(Element position data)
* * *

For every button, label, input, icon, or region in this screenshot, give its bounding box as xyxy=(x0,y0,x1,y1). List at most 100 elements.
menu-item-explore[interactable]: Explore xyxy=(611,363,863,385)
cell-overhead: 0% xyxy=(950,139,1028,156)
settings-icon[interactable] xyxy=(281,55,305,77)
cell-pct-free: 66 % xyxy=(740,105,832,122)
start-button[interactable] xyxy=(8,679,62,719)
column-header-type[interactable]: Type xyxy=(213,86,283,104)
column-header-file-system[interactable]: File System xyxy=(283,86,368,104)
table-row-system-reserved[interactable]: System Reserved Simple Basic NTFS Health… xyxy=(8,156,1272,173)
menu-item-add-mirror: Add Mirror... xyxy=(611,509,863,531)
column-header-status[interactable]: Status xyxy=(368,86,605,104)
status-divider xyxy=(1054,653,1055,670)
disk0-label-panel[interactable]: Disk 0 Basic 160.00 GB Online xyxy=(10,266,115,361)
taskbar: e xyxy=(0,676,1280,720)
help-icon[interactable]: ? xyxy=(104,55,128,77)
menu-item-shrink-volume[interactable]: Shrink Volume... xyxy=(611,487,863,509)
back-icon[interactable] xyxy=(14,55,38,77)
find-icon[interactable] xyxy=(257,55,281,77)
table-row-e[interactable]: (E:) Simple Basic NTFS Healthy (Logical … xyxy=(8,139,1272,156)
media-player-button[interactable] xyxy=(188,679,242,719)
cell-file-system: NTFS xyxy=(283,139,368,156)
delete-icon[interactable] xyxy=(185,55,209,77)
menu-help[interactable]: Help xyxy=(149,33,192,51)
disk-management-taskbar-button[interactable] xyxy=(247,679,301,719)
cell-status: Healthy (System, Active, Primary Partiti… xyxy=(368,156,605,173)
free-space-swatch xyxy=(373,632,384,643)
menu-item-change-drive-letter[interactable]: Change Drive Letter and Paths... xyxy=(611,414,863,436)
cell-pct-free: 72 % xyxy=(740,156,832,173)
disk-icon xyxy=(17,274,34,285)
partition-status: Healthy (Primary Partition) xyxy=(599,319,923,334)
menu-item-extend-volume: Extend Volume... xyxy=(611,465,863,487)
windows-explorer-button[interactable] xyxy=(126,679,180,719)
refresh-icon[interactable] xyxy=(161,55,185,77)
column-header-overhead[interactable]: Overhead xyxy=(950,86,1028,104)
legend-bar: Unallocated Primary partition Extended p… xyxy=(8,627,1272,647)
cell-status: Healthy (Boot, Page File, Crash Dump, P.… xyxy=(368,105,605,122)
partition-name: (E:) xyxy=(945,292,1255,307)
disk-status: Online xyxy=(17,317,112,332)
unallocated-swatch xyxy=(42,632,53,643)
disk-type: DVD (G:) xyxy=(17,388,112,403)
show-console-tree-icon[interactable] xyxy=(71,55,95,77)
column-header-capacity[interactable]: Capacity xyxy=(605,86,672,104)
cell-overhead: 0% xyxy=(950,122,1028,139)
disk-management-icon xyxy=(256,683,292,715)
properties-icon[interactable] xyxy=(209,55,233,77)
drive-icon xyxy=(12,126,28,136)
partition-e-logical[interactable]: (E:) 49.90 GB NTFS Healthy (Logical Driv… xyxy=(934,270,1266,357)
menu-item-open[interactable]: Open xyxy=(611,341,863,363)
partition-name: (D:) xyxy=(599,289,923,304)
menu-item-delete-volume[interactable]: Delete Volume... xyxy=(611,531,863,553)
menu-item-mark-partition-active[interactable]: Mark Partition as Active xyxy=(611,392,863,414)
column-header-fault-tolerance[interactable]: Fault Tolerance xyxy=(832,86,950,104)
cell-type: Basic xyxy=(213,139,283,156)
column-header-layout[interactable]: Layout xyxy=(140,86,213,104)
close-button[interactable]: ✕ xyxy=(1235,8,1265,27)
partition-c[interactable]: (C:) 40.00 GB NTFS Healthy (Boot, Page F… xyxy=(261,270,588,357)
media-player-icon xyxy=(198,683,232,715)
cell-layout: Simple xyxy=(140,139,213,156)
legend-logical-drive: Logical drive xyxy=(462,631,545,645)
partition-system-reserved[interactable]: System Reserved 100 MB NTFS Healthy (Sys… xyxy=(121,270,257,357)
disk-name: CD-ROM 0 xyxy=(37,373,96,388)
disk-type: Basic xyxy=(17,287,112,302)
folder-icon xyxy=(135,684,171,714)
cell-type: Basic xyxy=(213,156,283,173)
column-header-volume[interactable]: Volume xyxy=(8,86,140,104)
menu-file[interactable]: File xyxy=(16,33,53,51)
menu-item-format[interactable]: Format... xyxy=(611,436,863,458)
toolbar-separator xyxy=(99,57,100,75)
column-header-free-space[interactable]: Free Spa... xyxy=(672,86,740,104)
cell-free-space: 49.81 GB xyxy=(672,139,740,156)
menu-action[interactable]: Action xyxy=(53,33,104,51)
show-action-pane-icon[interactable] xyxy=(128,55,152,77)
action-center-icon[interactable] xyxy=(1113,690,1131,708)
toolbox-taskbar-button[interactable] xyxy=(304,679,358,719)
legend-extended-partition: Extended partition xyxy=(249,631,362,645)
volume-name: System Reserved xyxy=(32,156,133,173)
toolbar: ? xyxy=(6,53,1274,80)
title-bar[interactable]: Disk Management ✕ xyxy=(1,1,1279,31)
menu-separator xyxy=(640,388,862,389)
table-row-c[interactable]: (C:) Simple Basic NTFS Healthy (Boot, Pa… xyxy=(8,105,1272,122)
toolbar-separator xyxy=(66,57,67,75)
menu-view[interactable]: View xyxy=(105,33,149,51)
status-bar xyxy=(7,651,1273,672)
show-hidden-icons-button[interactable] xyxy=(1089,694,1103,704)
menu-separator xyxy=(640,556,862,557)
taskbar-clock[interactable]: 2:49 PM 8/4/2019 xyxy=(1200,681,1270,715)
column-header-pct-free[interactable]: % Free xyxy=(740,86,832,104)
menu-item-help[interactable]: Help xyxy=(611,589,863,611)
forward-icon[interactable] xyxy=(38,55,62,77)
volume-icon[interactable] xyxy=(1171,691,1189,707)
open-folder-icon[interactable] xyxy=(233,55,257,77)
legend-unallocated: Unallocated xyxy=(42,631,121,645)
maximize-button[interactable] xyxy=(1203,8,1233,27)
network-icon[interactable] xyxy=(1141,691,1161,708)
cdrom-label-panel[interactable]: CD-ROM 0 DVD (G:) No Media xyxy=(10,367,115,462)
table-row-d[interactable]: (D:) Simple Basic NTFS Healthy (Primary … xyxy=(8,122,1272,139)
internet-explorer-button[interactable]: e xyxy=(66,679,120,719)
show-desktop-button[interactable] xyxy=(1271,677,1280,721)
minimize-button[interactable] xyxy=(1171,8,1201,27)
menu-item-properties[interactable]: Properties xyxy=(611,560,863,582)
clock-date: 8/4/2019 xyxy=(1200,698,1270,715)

* * *

# [Short exercise]
Return every line of the material above verbatim, without altering any character.

# [Answer for the task]
For every button, label, input, icon, or region in this screenshot, give its bounding box as xyxy=(x0,y0,x1,y1). List at most 100 elements.
menu-item-explore[interactable]: Explore xyxy=(611,363,863,385)
cell-overhead: 0% xyxy=(950,139,1028,156)
settings-icon[interactable] xyxy=(281,55,305,77)
cell-pct-free: 66 % xyxy=(740,105,832,122)
start-button[interactable] xyxy=(8,679,62,719)
column-header-type[interactable]: Type xyxy=(213,86,283,104)
column-header-file-system[interactable]: File System xyxy=(283,86,368,104)
table-row-system-reserved[interactable]: System Reserved Simple Basic NTFS Health… xyxy=(8,156,1272,173)
menu-item-add-mirror: Add Mirror... xyxy=(611,509,863,531)
column-header-status[interactable]: Status xyxy=(368,86,605,104)
status-divider xyxy=(1054,653,1055,670)
disk0-label-panel[interactable]: Disk 0 Basic 160.00 GB Online xyxy=(10,266,115,361)
taskbar: e xyxy=(0,676,1280,720)
help-icon[interactable]: ? xyxy=(104,55,128,77)
menu-item-shrink-volume[interactable]: Shrink Volume... xyxy=(611,487,863,509)
back-icon[interactable] xyxy=(14,55,38,77)
find-icon[interactable] xyxy=(257,55,281,77)
table-row-e[interactable]: (E:) Simple Basic NTFS Healthy (Logical … xyxy=(8,139,1272,156)
media-player-button[interactable] xyxy=(188,679,242,719)
cell-file-system: NTFS xyxy=(283,139,368,156)
delete-icon[interactable] xyxy=(185,55,209,77)
menu-help[interactable]: Help xyxy=(149,33,192,51)
disk-management-taskbar-button[interactable] xyxy=(247,679,301,719)
cell-status: Healthy (System, Active, Primary Partiti… xyxy=(368,156,605,173)
free-space-swatch xyxy=(373,632,384,643)
menu-item-change-drive-letter[interactable]: Change Drive Letter and Paths... xyxy=(611,414,863,436)
cell-pct-free: 72 % xyxy=(740,156,832,173)
disk-icon xyxy=(17,274,34,285)
partition-status: Healthy (Primary Partition) xyxy=(599,319,923,334)
menu-item-extend-volume: Extend Volume... xyxy=(611,465,863,487)
windows-explorer-button[interactable] xyxy=(126,679,180,719)
refresh-icon[interactable] xyxy=(161,55,185,77)
column-header-overhead[interactable]: Overhead xyxy=(950,86,1028,104)
legend-bar: Unallocated Primary partition Extended p… xyxy=(8,627,1272,647)
cell-status: Healthy (Boot, Page File, Crash Dump, P.… xyxy=(368,105,605,122)
partition-name: (E:) xyxy=(945,292,1255,307)
disk-status: Online xyxy=(17,317,112,332)
unallocated-swatch xyxy=(42,632,53,643)
disk-type: DVD (G:) xyxy=(17,388,112,403)
show-console-tree-icon[interactable] xyxy=(71,55,95,77)
column-header-capacity[interactable]: Capacity xyxy=(605,86,672,104)
cell-overhead: 0% xyxy=(950,122,1028,139)
disk-management-icon xyxy=(256,683,292,715)
properties-icon[interactable] xyxy=(209,55,233,77)
drive-icon xyxy=(12,126,28,136)
partition-e-logical[interactable]: (E:) 49.90 GB NTFS Healthy (Logical Driv… xyxy=(934,270,1266,357)
menu-item-open[interactable]: Open xyxy=(611,341,863,363)
partition-name: (D:) xyxy=(599,289,923,304)
menu-item-delete-volume[interactable]: Delete Volume... xyxy=(611,531,863,553)
menu-item-mark-partition-active[interactable]: Mark Partition as Active xyxy=(611,392,863,414)
column-header-fault-tolerance[interactable]: Fault Tolerance xyxy=(832,86,950,104)
cell-type: Basic xyxy=(213,139,283,156)
column-header-layout[interactable]: Layout xyxy=(140,86,213,104)
close-button[interactable]: ✕ xyxy=(1235,8,1265,27)
partition-c[interactable]: (C:) 40.00 GB NTFS Healthy (Boot, Page F… xyxy=(261,270,588,357)
media-player-icon xyxy=(198,683,232,715)
cell-layout: Simple xyxy=(140,139,213,156)
legend-logical-drive: Logical drive xyxy=(462,631,545,645)
partition-system-reserved[interactable]: System Reserved 100 MB NTFS Healthy (Sys… xyxy=(121,270,257,357)
disk-name: CD-ROM 0 xyxy=(37,373,96,388)
disk-type: Basic xyxy=(17,287,112,302)
folder-icon xyxy=(135,684,171,714)
cell-type: Basic xyxy=(213,156,283,173)
column-header-volume[interactable]: Volume xyxy=(8,86,140,104)
menu-file[interactable]: File xyxy=(16,33,53,51)
menu-item-format[interactable]: Format... xyxy=(611,436,863,458)
toolbar-separator xyxy=(99,57,100,75)
column-header-free-space[interactable]: Free Spa... xyxy=(672,86,740,104)
cell-free-space: 49.81 GB xyxy=(672,139,740,156)
menu-action[interactable]: Action xyxy=(53,33,104,51)
show-action-pane-icon[interactable] xyxy=(128,55,152,77)
action-center-icon[interactable] xyxy=(1113,690,1131,708)
toolbox-taskbar-button[interactable] xyxy=(304,679,358,719)
legend-extended-partition: Extended partition xyxy=(249,631,362,645)
volume-name: System Reserved xyxy=(32,156,133,173)
toolbar: ? xyxy=(6,53,1274,80)
title-bar[interactable]: Disk Management ✕ xyxy=(1,1,1279,31)
menu-separator xyxy=(640,388,862,389)
table-row-c[interactable]: (C:) Simple Basic NTFS Healthy (Boot, Pa… xyxy=(8,105,1272,122)
toolbar-separator xyxy=(66,57,67,75)
menu-view[interactable]: View xyxy=(105,33,149,51)
status-bar xyxy=(7,651,1273,672)
show-hidden-icons-button[interactable] xyxy=(1089,694,1103,704)
menu-separator xyxy=(640,556,862,557)
taskbar-clock[interactable]: 2:49 PM 8/4/2019 xyxy=(1200,681,1270,715)
column-header-pct-free[interactable]: % Free xyxy=(740,86,832,104)
menu-item-help[interactable]: Help xyxy=(611,589,863,611)
forward-icon[interactable] xyxy=(38,55,62,77)
volume-icon[interactable] xyxy=(1171,691,1189,707)
open-folder-icon[interactable] xyxy=(233,55,257,77)
legend-unallocated: Unallocated xyxy=(42,631,121,645)
maximize-button[interactable] xyxy=(1203,8,1233,27)
network-icon[interactable] xyxy=(1141,691,1161,708)
cdrom-label-panel[interactable]: CD-ROM 0 DVD (G:) No Media xyxy=(10,367,115,462)
table-row-d[interactable]: (D:) Simple Basic NTFS Healthy (Primary … xyxy=(8,122,1272,139)
internet-explorer-button[interactable]: e xyxy=(66,679,120,719)
show-desktop-button[interactable] xyxy=(1271,677,1280,721)
minimize-button[interactable] xyxy=(1171,8,1201,27)
menu-item-properties[interactable]: Properties xyxy=(611,560,863,582)
clock-date: 8/4/2019 xyxy=(1200,698,1270,715)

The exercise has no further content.